Written task:
All records must be quoted exactly. Omit the pictures.

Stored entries
_ _ _ _ _

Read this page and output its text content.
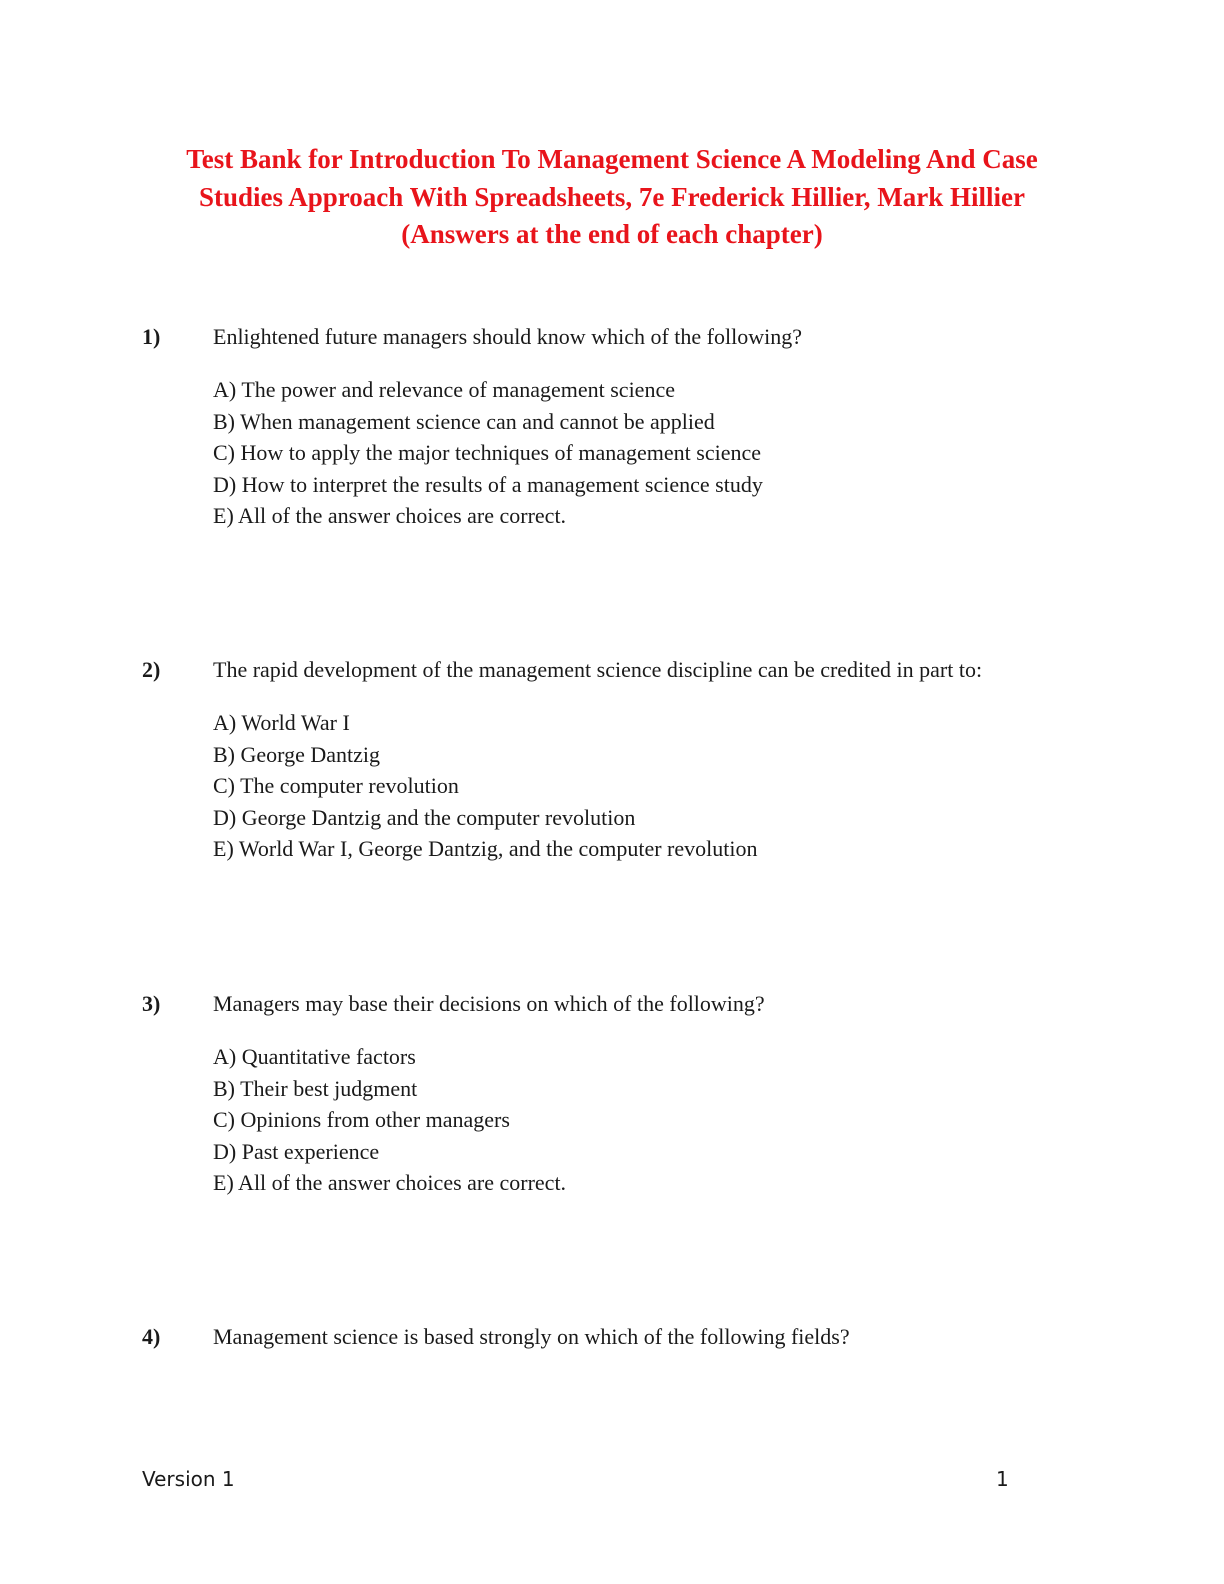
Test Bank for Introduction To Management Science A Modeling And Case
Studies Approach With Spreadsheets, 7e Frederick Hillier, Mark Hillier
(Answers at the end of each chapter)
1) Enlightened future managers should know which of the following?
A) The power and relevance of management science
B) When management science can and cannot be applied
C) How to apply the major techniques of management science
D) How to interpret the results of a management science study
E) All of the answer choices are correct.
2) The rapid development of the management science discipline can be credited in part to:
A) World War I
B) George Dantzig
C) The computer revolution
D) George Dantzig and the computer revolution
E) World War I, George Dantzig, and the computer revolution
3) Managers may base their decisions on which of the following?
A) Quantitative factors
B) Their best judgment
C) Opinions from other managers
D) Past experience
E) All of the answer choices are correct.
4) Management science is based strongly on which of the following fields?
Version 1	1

_ _ _ _ _

Solution below:
Read this page and output its text content.
Test Bank for Introduction To Management Science A Modeling And Case
Studies Approach With Spreadsheets, 7e Frederick Hillier, Mark Hillier
(Answers at the end of each chapter)
1) Enlightened future managers should know which of the following?
A) The power and relevance of management science
B) When management science can and cannot be applied
C) How to apply the major techniques of management science
D) How to interpret the results of a management science study
E) All of the answer choices are correct.
2) The rapid development of the management science discipline can be credited in part to:
A) World War I
B) George Dantzig
C) The computer revolution
D) George Dantzig and the computer revolution
E) World War I, George Dantzig, and the computer revolution
3) Managers may base their decisions on which of the following?
A) Quantitative factors
B) Their best judgment
C) Opinions from other managers
D) Past experience
E) All of the answer choices are correct.
4) Management science is based strongly on which of the following fields?
Version 1	1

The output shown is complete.